### What is required
Leave out the pictures and restate the rest of the data exactly.

[Start Dataset extract]

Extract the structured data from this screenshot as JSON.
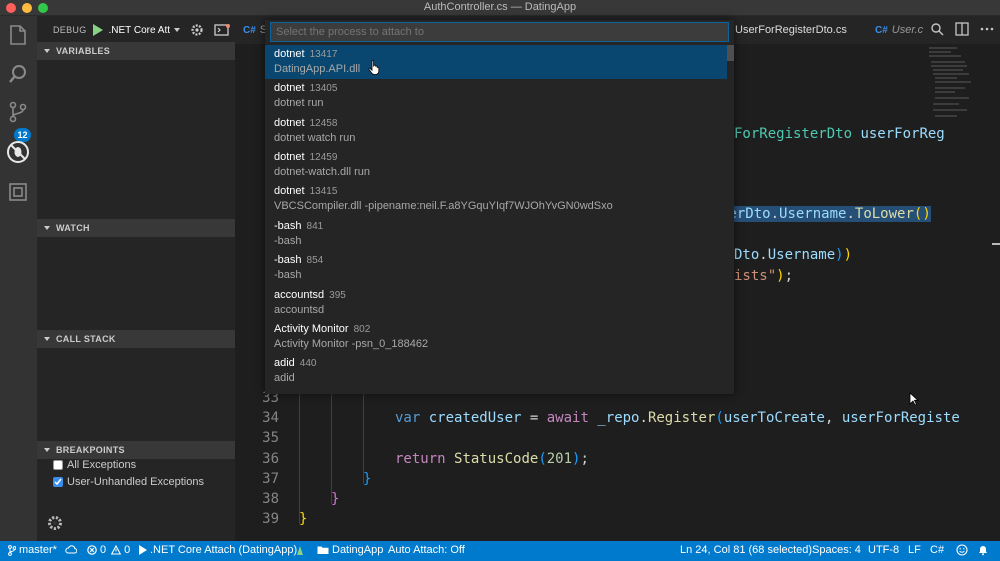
{
  "window": {
    "title": "AuthController.cs — DatingApp"
  },
  "activity_bar": {
    "scm_badge": "12"
  },
  "debug": {
    "label": "DEBUG",
    "configuration": ".NET Core Att"
  },
  "sections": {
    "variables": "VARIABLES",
    "watch": "WATCH",
    "call_stack": "CALL STACK",
    "breakpoints": "BREAKPOINTS"
  },
  "breakpoints": [
    {
      "label": "All Exceptions",
      "checked": false
    },
    {
      "label": "User-Unhandled Exceptions",
      "checked": true
    }
  ],
  "tabs": [
    {
      "label": "S",
      "icon": "C#"
    },
    {
      "label": "UserForRegisterDto.cs",
      "icon": ""
    },
    {
      "label": "User.c",
      "icon": "C#"
    }
  ],
  "quick_pick": {
    "placeholder": "Select the process to attach to",
    "items": [
      {
        "name": "dotnet",
        "pid": "13417",
        "detail": "DatingApp.API.dll",
        "selected": true
      },
      {
        "name": "dotnet",
        "pid": "13405",
        "detail": "dotnet run"
      },
      {
        "name": "dotnet",
        "pid": "12458",
        "detail": "dotnet watch run"
      },
      {
        "name": "dotnet",
        "pid": "12459",
        "detail": "dotnet-watch.dll run"
      },
      {
        "name": "dotnet",
        "pid": "13415",
        "detail": "VBCSCompiler.dll -pipename:neil.F.a8YGquYIqf7WJOhYvGN0wdSxo"
      },
      {
        "name": "-bash",
        "pid": "841",
        "detail": "-bash"
      },
      {
        "name": "-bash",
        "pid": "854",
        "detail": "-bash"
      },
      {
        "name": "accountsd",
        "pid": "395",
        "detail": "accountsd"
      },
      {
        "name": "Activity Monitor",
        "pid": "802",
        "detail": "Activity Monitor -psn_0_188462"
      },
      {
        "name": "adid",
        "pid": "440",
        "detail": "adid"
      }
    ]
  },
  "code": {
    "line_numbers": [
      "33",
      "34",
      "35",
      "36",
      "37",
      "38",
      "39"
    ],
    "peek_fragments": {
      "line_a": "ForRegisterDto userForReg",
      "line_b": "terDto.Username.ToLower()",
      "line_c": "Dto.Username))",
      "line_d": "ists\");"
    }
  },
  "status_bar": {
    "branch": "master*",
    "errors": "0",
    "warnings": "0",
    "debug_config": ".NET Core Attach (DatingApp)",
    "folder": "DatingApp",
    "auto_attach": "Auto Attach: Off",
    "position": "Ln 24, Col 81 (68 selected)",
    "spaces": "Spaces: 4",
    "encoding": "UTF-8",
    "eol": "LF",
    "language": "C#"
  },
  "colors": {
    "accent": "#007acc",
    "selection": "#094771",
    "badge": "#007acc"
  }
}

[End Dataset extract]

### Written solution
Extract the structured data from this screenshot as JSON.
{
  "window": {
    "title": "AuthController.cs — DatingApp"
  },
  "activity_bar": {
    "scm_badge": "12"
  },
  "debug": {
    "label": "DEBUG",
    "configuration": ".NET Core Att"
  },
  "sections": {
    "variables": "VARIABLES",
    "watch": "WATCH",
    "call_stack": "CALL STACK",
    "breakpoints": "BREAKPOINTS"
  },
  "breakpoints": [
    {
      "label": "All Exceptions",
      "checked": false
    },
    {
      "label": "User-Unhandled Exceptions",
      "checked": true
    }
  ],
  "tabs": [
    {
      "label": "S",
      "icon": "C#"
    },
    {
      "label": "UserForRegisterDto.cs",
      "icon": ""
    },
    {
      "label": "User.c",
      "icon": "C#"
    }
  ],
  "quick_pick": {
    "placeholder": "Select the process to attach to",
    "items": [
      {
        "name": "dotnet",
        "pid": "13417",
        "detail": "DatingApp.API.dll",
        "selected": true
      },
      {
        "name": "dotnet",
        "pid": "13405",
        "detail": "dotnet run"
      },
      {
        "name": "dotnet",
        "pid": "12458",
        "detail": "dotnet watch run"
      },
      {
        "name": "dotnet",
        "pid": "12459",
        "detail": "dotnet-watch.dll run"
      },
      {
        "name": "dotnet",
        "pid": "13415",
        "detail": "VBCSCompiler.dll -pipename:neil.F.a8YGquYIqf7WJOhYvGN0wdSxo"
      },
      {
        "name": "-bash",
        "pid": "841",
        "detail": "-bash"
      },
      {
        "name": "-bash",
        "pid": "854",
        "detail": "-bash"
      },
      {
        "name": "accountsd",
        "pid": "395",
        "detail": "accountsd"
      },
      {
        "name": "Activity Monitor",
        "pid": "802",
        "detail": "Activity Monitor -psn_0_188462"
      },
      {
        "name": "adid",
        "pid": "440",
        "detail": "adid"
      }
    ]
  },
  "code": {
    "line_numbers": [
      "33",
      "34",
      "35",
      "36",
      "37",
      "38",
      "39"
    ],
    "peek_fragments": {
      "line_a": "ForRegisterDto userForReg",
      "line_b": "terDto.Username.ToLower()",
      "line_c": "Dto.Username))",
      "line_d": "ists\");"
    }
  },
  "status_bar": {
    "branch": "master*",
    "errors": "0",
    "warnings": "0",
    "debug_config": ".NET Core Attach (DatingApp)",
    "folder": "DatingApp",
    "auto_attach": "Auto Attach: Off",
    "position": "Ln 24, Col 81 (68 selected)",
    "spaces": "Spaces: 4",
    "encoding": "UTF-8",
    "eol": "LF",
    "language": "C#"
  },
  "colors": {
    "accent": "#007acc",
    "selection": "#094771",
    "badge": "#007acc"
  }
}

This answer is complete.